Objective. Output the entries verbatim, including every line.

The data.
····················

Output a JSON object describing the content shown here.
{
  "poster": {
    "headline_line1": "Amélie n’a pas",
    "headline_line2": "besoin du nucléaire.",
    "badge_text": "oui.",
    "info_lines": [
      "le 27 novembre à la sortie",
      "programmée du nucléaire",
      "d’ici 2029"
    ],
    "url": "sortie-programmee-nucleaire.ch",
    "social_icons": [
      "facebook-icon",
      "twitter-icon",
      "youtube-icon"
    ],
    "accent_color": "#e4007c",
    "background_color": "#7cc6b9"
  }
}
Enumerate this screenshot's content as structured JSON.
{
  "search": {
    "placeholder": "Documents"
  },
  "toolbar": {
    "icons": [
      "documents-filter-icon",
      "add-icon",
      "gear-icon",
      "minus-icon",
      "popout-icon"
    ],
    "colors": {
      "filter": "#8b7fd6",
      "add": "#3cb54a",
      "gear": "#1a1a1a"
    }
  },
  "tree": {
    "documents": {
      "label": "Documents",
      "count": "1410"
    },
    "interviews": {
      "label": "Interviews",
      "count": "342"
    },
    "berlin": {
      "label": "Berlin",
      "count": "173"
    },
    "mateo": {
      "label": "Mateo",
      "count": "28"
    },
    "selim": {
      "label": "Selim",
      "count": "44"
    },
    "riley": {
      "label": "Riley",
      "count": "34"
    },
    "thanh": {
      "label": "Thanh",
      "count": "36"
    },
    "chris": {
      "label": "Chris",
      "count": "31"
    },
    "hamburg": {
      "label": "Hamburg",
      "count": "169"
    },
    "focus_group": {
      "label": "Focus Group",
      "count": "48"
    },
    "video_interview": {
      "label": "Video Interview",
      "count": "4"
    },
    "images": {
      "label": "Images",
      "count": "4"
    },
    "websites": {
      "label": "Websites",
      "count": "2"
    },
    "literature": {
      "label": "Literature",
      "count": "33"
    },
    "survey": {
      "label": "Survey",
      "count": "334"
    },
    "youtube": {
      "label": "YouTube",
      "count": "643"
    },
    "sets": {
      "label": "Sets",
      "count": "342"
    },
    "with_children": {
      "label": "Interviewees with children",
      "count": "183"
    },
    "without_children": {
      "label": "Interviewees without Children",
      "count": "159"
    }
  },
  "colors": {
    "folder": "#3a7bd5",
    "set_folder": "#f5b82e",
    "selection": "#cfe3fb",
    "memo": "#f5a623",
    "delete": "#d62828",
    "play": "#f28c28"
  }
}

····················

Solved problem.
Output a JSON object describing the content shown here.
{
  "poster": {
    "headline_line1": "Amélie n’a pas",
    "headline_line2": "besoin du nucléaire.",
    "badge_text": "oui.",
    "info_lines": [
      "le 27 novembre à la sortie",
      "programmée du nucléaire",
      "d’ici 2029"
    ],
    "url": "sortie-programmee-nucleaire.ch",
    "social_icons": [
      "facebook-icon",
      "twitter-icon",
      "youtube-icon"
    ],
    "accent_color": "#e4007c",
    "background_color": "#7cc6b9"
  }
}
Enumerate this screenshot's content as structured JSON.
{
  "search": {
    "placeholder": "Documents"
  },
  "toolbar": {
    "icons": [
      "documents-filter-icon",
      "add-icon",
      "gear-icon",
      "minus-icon",
      "popout-icon"
    ],
    "colors": {
      "filter": "#8b7fd6",
      "add": "#3cb54a",
      "gear": "#1a1a1a"
    }
  },
  "tree": {
    "documents": {
      "label": "Documents",
      "count": "1410"
    },
    "interviews": {
      "label": "Interviews",
      "count": "342"
    },
    "berlin": {
      "label": "Berlin",
      "count": "173"
    },
    "mateo": {
      "label": "Mateo",
      "count": "28"
    },
    "selim": {
      "label": "Selim",
      "count": "44"
    },
    "riley": {
      "label": "Riley",
      "count": "34"
    },
    "thanh": {
      "label": "Thanh",
      "count": "36"
    },
    "chris": {
      "label": "Chris",
      "count": "31"
    },
    "hamburg": {
      "label": "Hamburg",
      "count": "169"
    },
    "focus_group": {
      "label": "Focus Group",
      "count": "48"
    },
    "video_interview": {
      "label": "Video Interview",
      "count": "4"
    },
    "images": {
      "label": "Images",
      "count": "4"
    },
    "websites": {
      "label": "Websites",
      "count": "2"
    },
    "literature": {
      "label": "Literature",
      "count": "33"
    },
    "survey": {
      "label": "Survey",
      "count": "334"
    },
    "youtube": {
      "label": "YouTube",
      "count": "643"
    },
    "sets": {
      "label": "Sets",
      "count": "342"
    },
    "with_children": {
      "label": "Interviewees with children",
      "count": "183"
    },
    "without_children": {
      "label": "Interviewees without Children",
      "count": "159"
    }
  },
  "colors": {
    "folder": "#3a7bd5",
    "set_folder": "#f5b82e",
    "selection": "#cfe3fb",
    "memo": "#f5a623",
    "delete": "#d62828",
    "play": "#f28c28"
  }
}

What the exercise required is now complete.